Extracted records
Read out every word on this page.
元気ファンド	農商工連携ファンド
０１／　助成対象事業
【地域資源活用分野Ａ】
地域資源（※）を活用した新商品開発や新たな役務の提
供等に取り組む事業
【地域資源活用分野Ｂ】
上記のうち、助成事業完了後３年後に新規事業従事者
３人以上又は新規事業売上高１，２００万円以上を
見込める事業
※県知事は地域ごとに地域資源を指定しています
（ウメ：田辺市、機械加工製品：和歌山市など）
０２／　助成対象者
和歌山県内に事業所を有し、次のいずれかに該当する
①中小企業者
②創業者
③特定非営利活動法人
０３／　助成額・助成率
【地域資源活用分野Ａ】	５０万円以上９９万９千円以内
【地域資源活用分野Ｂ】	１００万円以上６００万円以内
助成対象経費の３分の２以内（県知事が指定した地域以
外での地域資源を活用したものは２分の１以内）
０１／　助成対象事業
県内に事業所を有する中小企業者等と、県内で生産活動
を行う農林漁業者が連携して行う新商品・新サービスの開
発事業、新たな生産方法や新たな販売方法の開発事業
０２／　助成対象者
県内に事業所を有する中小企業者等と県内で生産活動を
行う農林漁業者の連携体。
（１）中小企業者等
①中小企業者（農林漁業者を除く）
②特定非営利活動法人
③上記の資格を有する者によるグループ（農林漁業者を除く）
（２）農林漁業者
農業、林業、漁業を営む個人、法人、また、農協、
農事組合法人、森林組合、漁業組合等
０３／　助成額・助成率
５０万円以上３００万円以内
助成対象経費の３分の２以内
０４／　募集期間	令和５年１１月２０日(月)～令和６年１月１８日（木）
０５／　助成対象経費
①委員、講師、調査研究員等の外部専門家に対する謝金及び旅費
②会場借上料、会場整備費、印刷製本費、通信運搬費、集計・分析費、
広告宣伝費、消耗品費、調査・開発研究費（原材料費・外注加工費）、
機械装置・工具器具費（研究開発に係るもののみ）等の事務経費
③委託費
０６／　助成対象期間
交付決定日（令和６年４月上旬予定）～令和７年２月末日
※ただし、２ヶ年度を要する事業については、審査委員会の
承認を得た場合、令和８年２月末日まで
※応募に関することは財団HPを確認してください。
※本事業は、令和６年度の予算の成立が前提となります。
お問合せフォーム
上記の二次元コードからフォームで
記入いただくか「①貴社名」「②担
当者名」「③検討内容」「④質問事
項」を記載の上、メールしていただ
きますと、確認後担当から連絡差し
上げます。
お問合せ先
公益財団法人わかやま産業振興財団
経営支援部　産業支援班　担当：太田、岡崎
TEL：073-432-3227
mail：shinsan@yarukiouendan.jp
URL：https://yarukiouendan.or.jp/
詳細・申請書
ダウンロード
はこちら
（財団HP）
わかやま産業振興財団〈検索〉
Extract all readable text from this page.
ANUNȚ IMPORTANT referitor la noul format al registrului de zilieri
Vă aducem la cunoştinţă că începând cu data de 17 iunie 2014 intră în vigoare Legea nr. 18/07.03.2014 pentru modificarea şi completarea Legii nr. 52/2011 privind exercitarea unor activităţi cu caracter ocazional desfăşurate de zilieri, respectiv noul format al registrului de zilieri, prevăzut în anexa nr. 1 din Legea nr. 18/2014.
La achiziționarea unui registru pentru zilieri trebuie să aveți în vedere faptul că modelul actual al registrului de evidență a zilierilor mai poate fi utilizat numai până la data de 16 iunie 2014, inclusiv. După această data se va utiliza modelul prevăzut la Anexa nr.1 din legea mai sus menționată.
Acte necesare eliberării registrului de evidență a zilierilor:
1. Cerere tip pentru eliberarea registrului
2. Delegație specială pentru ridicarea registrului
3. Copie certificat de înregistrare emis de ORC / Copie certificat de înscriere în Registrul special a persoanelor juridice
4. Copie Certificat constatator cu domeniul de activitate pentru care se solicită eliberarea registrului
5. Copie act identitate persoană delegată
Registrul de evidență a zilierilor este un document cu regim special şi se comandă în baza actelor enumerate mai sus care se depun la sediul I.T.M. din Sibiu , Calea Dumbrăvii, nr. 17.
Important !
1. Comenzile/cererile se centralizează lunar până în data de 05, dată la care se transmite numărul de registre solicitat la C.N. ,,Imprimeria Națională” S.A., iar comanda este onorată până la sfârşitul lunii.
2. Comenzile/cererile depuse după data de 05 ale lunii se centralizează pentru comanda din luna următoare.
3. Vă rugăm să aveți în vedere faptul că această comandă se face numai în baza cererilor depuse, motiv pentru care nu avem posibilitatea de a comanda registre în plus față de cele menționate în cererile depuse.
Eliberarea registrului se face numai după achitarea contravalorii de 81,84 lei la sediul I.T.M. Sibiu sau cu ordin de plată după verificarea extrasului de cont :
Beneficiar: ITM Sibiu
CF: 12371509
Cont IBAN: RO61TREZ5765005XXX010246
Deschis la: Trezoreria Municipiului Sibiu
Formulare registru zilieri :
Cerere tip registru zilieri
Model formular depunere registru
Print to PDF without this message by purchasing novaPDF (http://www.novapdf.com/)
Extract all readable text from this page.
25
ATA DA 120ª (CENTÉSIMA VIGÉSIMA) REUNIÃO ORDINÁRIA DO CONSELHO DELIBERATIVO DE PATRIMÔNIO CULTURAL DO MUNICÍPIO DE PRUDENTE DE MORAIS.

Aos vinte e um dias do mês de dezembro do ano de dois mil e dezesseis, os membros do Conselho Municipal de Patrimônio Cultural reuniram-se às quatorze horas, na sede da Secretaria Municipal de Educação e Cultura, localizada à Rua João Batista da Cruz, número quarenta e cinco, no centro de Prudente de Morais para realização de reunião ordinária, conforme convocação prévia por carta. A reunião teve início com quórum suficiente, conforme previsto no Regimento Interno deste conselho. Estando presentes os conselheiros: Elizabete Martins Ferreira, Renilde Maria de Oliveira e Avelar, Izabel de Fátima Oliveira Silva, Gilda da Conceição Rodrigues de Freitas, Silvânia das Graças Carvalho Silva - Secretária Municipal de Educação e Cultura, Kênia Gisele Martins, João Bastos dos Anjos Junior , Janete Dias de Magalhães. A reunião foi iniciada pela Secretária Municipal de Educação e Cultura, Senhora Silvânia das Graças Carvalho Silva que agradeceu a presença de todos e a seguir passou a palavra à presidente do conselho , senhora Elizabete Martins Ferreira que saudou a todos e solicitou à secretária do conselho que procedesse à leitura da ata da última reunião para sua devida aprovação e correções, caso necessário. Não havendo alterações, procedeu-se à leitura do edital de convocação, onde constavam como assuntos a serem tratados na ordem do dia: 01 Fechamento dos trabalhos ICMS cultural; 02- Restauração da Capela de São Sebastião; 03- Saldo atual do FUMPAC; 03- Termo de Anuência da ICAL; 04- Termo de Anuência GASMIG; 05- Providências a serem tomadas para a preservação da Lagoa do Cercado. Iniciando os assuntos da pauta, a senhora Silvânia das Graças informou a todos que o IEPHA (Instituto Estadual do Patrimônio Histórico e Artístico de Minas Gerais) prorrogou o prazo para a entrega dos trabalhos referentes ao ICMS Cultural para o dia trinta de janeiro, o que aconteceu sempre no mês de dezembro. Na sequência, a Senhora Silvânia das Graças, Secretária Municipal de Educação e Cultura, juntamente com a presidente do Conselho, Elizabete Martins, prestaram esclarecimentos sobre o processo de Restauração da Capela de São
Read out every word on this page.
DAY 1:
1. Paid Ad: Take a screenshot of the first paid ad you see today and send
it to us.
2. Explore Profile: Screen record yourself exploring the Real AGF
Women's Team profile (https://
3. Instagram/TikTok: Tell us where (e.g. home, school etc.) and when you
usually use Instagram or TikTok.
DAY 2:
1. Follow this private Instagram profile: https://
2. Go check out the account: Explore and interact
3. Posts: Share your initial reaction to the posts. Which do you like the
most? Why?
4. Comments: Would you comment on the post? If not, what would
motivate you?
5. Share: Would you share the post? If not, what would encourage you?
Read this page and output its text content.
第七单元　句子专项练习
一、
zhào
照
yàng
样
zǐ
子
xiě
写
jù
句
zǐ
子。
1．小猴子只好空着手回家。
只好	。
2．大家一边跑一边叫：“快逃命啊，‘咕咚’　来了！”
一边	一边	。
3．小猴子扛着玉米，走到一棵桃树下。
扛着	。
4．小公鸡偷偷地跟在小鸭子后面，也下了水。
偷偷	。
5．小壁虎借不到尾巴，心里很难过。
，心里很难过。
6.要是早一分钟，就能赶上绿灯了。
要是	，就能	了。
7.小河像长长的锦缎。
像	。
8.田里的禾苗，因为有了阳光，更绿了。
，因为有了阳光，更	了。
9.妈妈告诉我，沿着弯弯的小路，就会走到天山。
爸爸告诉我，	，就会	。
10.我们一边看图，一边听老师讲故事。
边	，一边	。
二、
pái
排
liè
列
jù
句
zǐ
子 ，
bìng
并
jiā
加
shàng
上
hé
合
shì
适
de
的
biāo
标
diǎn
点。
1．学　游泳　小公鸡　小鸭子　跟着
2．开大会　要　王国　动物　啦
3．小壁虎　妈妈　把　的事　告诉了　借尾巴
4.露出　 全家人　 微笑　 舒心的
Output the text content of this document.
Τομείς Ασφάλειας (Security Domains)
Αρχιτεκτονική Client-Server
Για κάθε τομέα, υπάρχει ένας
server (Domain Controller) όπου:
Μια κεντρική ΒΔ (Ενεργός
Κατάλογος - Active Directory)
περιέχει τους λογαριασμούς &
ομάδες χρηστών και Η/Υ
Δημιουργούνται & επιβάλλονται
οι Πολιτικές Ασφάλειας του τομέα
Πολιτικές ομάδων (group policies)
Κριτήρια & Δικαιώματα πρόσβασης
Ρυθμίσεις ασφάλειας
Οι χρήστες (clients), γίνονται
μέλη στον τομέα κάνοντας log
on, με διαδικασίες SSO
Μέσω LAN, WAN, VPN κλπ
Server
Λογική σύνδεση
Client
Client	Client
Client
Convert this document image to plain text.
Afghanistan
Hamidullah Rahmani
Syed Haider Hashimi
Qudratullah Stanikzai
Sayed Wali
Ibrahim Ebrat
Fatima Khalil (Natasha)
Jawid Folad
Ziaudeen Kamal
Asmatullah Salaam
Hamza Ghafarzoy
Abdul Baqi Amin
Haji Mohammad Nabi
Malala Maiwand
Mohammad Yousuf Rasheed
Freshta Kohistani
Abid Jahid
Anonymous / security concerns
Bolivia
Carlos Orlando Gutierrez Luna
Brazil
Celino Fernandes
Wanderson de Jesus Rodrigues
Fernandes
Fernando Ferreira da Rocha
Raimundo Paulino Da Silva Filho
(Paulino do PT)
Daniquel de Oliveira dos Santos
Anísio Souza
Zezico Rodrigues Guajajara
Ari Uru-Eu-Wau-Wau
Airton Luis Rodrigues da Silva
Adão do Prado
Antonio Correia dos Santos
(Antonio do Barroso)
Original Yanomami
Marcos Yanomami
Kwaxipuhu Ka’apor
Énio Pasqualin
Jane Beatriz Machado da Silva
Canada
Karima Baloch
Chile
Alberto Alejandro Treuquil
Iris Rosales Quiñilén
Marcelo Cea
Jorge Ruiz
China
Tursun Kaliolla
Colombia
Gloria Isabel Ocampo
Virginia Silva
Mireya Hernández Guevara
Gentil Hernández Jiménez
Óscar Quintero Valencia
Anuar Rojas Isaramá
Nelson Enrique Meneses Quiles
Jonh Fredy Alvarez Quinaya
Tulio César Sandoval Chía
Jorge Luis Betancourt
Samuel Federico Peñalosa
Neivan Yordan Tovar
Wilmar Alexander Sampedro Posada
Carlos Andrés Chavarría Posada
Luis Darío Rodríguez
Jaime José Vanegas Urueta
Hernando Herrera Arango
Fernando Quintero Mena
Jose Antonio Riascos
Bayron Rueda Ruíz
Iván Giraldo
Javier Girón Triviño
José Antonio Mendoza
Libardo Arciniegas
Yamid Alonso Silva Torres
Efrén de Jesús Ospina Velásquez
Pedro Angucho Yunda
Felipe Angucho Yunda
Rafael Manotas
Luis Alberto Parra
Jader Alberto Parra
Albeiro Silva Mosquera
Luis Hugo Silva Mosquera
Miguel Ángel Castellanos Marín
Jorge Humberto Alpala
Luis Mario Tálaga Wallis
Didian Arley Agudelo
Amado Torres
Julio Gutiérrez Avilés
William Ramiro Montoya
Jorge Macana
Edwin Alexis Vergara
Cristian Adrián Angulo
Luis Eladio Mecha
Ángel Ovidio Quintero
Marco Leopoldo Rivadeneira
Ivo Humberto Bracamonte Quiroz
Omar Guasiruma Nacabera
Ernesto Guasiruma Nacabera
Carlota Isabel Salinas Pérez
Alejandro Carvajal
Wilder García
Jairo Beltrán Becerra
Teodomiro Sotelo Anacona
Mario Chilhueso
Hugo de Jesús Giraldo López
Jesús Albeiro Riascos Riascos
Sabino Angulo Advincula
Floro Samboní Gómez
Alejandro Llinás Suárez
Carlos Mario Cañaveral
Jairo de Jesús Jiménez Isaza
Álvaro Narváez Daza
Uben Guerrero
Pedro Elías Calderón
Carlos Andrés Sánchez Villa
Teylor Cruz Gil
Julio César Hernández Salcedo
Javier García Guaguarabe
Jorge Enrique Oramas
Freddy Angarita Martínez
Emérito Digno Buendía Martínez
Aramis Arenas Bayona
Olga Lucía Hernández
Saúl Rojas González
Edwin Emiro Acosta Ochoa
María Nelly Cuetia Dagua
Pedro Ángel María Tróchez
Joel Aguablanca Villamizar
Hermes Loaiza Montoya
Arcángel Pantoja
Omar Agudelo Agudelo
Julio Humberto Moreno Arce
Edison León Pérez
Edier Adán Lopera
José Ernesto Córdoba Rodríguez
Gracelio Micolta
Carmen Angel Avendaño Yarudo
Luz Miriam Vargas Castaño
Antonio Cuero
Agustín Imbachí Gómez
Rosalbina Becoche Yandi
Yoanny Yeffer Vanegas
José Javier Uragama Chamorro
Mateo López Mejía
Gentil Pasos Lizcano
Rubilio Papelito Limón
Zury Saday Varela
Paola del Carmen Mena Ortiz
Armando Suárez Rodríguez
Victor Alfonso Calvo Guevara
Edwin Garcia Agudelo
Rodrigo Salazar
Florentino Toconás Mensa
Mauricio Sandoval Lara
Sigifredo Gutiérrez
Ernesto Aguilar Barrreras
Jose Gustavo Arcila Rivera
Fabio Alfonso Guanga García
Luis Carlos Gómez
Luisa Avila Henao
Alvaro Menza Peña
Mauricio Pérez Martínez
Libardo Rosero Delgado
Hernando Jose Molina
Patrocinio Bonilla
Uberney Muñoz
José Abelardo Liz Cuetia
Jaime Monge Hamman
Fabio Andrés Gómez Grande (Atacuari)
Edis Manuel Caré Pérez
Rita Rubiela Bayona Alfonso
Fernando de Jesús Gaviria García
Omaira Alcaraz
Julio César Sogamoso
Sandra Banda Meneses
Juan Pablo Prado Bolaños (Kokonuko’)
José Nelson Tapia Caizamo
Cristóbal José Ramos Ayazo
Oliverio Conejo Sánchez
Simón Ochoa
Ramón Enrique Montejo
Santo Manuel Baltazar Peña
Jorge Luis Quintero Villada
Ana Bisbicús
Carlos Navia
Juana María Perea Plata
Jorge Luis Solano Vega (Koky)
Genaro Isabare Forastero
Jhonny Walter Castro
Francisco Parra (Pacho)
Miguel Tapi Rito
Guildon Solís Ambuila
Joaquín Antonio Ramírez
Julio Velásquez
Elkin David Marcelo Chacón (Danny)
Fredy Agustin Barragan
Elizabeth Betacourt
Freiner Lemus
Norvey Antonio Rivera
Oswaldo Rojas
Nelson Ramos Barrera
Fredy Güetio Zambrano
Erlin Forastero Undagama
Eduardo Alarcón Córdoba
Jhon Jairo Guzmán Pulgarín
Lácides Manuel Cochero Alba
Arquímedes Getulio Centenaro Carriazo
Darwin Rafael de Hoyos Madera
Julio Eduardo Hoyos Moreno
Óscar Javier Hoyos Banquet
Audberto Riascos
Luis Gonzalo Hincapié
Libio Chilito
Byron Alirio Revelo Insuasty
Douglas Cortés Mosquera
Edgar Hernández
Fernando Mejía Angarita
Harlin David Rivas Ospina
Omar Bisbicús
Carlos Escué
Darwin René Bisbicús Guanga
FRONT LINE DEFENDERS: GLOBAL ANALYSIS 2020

WHAT YOU NEED TO DO
Write out every line of the entries that holds the word "Edwin".

SOLUTION TO THE PROBLEM
Edwin Alexis Vergara
Edwin Emiro Acosta Ochoa
Edwin Garcia Agudelo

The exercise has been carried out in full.